**GIVEN TASK**
Output the data below in full, character for character.

**DATA LINES**
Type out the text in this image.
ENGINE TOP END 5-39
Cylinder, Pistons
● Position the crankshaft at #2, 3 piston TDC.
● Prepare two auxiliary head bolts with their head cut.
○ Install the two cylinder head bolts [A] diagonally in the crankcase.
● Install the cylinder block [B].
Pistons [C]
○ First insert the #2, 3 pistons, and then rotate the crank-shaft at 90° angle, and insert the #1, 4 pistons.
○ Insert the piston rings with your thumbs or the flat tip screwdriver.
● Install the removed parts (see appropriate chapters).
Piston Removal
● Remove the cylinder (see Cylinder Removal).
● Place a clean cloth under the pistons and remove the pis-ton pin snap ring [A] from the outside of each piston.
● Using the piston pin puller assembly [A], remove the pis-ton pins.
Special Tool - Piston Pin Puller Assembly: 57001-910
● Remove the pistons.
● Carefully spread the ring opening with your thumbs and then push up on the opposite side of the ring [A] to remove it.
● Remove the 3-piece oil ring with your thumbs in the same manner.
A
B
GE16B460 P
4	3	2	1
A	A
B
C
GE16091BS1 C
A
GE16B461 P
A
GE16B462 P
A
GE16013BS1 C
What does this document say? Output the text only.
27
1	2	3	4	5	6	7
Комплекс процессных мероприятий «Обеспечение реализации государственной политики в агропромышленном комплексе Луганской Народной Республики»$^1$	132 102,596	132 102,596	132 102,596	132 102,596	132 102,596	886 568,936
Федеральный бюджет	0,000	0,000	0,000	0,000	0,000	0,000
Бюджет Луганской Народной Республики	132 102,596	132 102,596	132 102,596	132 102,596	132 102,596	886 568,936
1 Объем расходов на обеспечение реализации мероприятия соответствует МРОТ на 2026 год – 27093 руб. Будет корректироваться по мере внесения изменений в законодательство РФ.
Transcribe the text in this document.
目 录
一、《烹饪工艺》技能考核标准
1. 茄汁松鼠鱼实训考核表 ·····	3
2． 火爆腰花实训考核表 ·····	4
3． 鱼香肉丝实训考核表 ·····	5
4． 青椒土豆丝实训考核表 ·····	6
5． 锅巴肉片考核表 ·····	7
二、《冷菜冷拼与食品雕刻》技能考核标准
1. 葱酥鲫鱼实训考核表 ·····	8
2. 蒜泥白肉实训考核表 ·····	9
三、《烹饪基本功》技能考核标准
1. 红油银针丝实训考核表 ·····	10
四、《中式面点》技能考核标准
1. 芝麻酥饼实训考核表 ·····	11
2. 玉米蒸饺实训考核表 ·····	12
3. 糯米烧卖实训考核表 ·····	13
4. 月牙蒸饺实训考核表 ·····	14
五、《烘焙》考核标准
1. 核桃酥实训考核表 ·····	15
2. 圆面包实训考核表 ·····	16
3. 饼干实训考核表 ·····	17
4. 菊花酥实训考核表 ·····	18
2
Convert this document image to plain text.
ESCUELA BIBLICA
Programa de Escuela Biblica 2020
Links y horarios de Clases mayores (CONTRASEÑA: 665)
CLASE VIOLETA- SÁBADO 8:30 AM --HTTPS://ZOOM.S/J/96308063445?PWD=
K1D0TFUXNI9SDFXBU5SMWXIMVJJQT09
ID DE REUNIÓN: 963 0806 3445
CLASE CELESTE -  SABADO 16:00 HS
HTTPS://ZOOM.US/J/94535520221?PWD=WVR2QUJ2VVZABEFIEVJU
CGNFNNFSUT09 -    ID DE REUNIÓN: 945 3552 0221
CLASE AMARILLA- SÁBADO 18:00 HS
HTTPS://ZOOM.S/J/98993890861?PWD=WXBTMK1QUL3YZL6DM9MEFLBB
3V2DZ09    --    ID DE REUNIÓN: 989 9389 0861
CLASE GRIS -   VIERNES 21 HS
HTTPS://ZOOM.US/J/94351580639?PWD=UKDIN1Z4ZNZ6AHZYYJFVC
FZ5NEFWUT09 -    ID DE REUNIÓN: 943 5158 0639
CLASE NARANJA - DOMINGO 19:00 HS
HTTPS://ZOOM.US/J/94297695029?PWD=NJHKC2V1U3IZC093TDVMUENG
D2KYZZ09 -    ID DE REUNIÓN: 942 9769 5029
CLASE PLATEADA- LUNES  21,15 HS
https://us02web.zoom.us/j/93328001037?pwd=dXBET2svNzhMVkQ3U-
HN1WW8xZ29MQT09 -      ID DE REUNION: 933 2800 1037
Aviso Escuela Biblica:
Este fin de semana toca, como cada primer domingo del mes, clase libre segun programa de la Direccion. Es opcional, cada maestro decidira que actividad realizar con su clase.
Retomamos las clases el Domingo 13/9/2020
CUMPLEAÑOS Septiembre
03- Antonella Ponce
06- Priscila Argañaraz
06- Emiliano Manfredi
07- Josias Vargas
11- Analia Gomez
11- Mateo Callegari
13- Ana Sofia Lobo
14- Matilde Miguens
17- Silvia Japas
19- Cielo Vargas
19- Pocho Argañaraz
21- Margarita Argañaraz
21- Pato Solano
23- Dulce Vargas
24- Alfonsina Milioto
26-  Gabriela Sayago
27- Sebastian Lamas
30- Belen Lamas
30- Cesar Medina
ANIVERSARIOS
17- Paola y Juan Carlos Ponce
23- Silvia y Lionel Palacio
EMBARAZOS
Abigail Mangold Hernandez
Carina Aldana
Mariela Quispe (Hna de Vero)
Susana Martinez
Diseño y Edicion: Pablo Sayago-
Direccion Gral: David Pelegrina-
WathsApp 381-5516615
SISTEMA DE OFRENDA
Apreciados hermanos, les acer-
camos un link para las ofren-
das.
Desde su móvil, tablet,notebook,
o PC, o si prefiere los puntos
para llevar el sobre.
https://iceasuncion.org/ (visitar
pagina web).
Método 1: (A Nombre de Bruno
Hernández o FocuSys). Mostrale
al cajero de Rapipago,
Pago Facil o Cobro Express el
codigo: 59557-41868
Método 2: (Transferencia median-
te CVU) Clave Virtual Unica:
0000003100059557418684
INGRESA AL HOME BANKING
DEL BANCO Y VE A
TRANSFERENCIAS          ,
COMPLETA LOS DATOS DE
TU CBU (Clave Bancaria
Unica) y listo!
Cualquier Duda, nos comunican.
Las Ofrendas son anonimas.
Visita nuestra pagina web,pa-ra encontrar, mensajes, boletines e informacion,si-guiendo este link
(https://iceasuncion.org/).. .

**EXERCISE ANSWER**
Type out the text in this image.
ENGINE TOP END 5-39
Cylinder, Pistons
● Position the crankshaft at #2, 3 piston TDC.
● Prepare two auxiliary head bolts with their head cut.
○ Install the two cylinder head bolts [A] diagonally in the crankcase.
● Install the cylinder block [B].
Pistons [C]
○ First insert the #2, 3 pistons, and then rotate the crank-shaft at 90° angle, and insert the #1, 4 pistons.
○ Insert the piston rings with your thumbs or the flat tip screwdriver.
● Install the removed parts (see appropriate chapters).
Piston Removal
● Remove the cylinder (see Cylinder Removal).
● Place a clean cloth under the pistons and remove the pis-ton pin snap ring [A] from the outside of each piston.
● Using the piston pin puller assembly [A], remove the pis-ton pins.
Special Tool - Piston Pin Puller Assembly: 57001-910
● Remove the pistons.
● Carefully spread the ring opening with your thumbs and then push up on the opposite side of the ring [A] to remove it.
● Remove the 3-piece oil ring with your thumbs in the same manner.
A
B
GE16B460 P
4	3	2	1
A	A
B
C
GE16091BS1 C
A
GE16B461 P
A
GE16B462 P
A
GE16013BS1 C
What does this document say? Output the text only.
27
1	2	3	4	5	6	7
Комплекс процессных мероприятий «Обеспечение реализации государственной политики в агропромышленном комплексе Луганской Народной Республики»$^1$	132 102,596	132 102,596	132 102,596	132 102,596	132 102,596	886 568,936
Федеральный бюджет	0,000	0,000	0,000	0,000	0,000	0,000
Бюджет Луганской Народной Республики	132 102,596	132 102,596	132 102,596	132 102,596	132 102,596	886 568,936
1 Объем расходов на обеспечение реализации мероприятия соответствует МРОТ на 2026 год – 27093 руб. Будет корректироваться по мере внесения изменений в законодательство РФ.
Transcribe the text in this document.
目 录
一、《烹饪工艺》技能考核标准
1. 茄汁松鼠鱼实训考核表 ·····	3
2． 火爆腰花实训考核表 ·····	4
3． 鱼香肉丝实训考核表 ·····	5
4． 青椒土豆丝实训考核表 ·····	6
5． 锅巴肉片考核表 ·····	7
二、《冷菜冷拼与食品雕刻》技能考核标准
1. 葱酥鲫鱼实训考核表 ·····	8
2. 蒜泥白肉实训考核表 ·····	9
三、《烹饪基本功》技能考核标准
1. 红油银针丝实训考核表 ·····	10
四、《中式面点》技能考核标准
1. 芝麻酥饼实训考核表 ·····	11
2. 玉米蒸饺实训考核表 ·····	12
3. 糯米烧卖实训考核表 ·····	13
4. 月牙蒸饺实训考核表 ·····	14
五、《烘焙》考核标准
1. 核桃酥实训考核表 ·····	15
2. 圆面包实训考核表 ·····	16
3. 饼干实训考核表 ·····	17
4. 菊花酥实训考核表 ·····	18
2
Convert this document image to plain text.
ESCUELA BIBLICA
Programa de Escuela Biblica 2020
Links y horarios de Clases mayores (CONTRASEÑA: 665)
CLASE VIOLETA- SÁBADO 8:30 AM --HTTPS://ZOOM.S/J/96308063445?PWD=
K1D0TFUXNI9SDFXBU5SMWXIMVJJQT09
ID DE REUNIÓN: 963 0806 3445
CLASE CELESTE -  SABADO 16:00 HS
HTTPS://ZOOM.US/J/94535520221?PWD=WVR2QUJ2VVZABEFIEVJU
CGNFNNFSUT09 -    ID DE REUNIÓN: 945 3552 0221
CLASE AMARILLA- SÁBADO 18:00 HS
HTTPS://ZOOM.S/J/98993890861?PWD=WXBTMK1QUL3YZL6DM9MEFLBB
3V2DZ09    --    ID DE REUNIÓN: 989 9389 0861
CLASE GRIS -   VIERNES 21 HS
HTTPS://ZOOM.US/J/94351580639?PWD=UKDIN1Z4ZNZ6AHZYYJFVC
FZ5NEFWUT09 -    ID DE REUNIÓN: 943 5158 0639
CLASE NARANJA - DOMINGO 19:00 HS
HTTPS://ZOOM.US/J/94297695029?PWD=NJHKC2V1U3IZC093TDVMUENG
D2KYZZ09 -    ID DE REUNIÓN: 942 9769 5029
CLASE PLATEADA- LUNES  21,15 HS
https://us02web.zoom.us/j/93328001037?pwd=dXBET2svNzhMVkQ3U-
HN1WW8xZ29MQT09 -      ID DE REUNION: 933 2800 1037
Aviso Escuela Biblica:
Este fin de semana toca, como cada primer domingo del mes, clase libre segun programa de la Direccion. Es opcional, cada maestro decidira que actividad realizar con su clase.
Retomamos las clases el Domingo 13/9/2020
CUMPLEAÑOS Septiembre
03- Antonella Ponce
06- Priscila Argañaraz
06- Emiliano Manfredi
07- Josias Vargas
11- Analia Gomez
11- Mateo Callegari
13- Ana Sofia Lobo
14- Matilde Miguens
17- Silvia Japas
19- Cielo Vargas
19- Pocho Argañaraz
21- Margarita Argañaraz
21- Pato Solano
23- Dulce Vargas
24- Alfonsina Milioto
26-  Gabriela Sayago
27- Sebastian Lamas
30- Belen Lamas
30- Cesar Medina
ANIVERSARIOS
17- Paola y Juan Carlos Ponce
23- Silvia y Lionel Palacio
EMBARAZOS
Abigail Mangold Hernandez
Carina Aldana
Mariela Quispe (Hna de Vero)
Susana Martinez
Diseño y Edicion: Pablo Sayago-
Direccion Gral: David Pelegrina-
WathsApp 381-5516615
SISTEMA DE OFRENDA
Apreciados hermanos, les acer-
camos un link para las ofren-
das.
Desde su móvil, tablet,notebook,
o PC, o si prefiere los puntos
para llevar el sobre.
https://iceasuncion.org/ (visitar
pagina web).
Método 1: (A Nombre de Bruno
Hernández o FocuSys). Mostrale
al cajero de Rapipago,
Pago Facil o Cobro Express el
codigo: 59557-41868
Método 2: (Transferencia median-
te CVU) Clave Virtual Unica:
0000003100059557418684
INGRESA AL HOME BANKING
DEL BANCO Y VE A
TRANSFERENCIAS          ,
COMPLETA LOS DATOS DE
TU CBU (Clave Bancaria
Unica) y listo!
Cualquier Duda, nos comunican.
Las Ofrendas son anonimas.
Visita nuestra pagina web,pa-ra encontrar, mensajes, boletines e informacion,si-guiendo este link
(https://iceasuncion.org/).. .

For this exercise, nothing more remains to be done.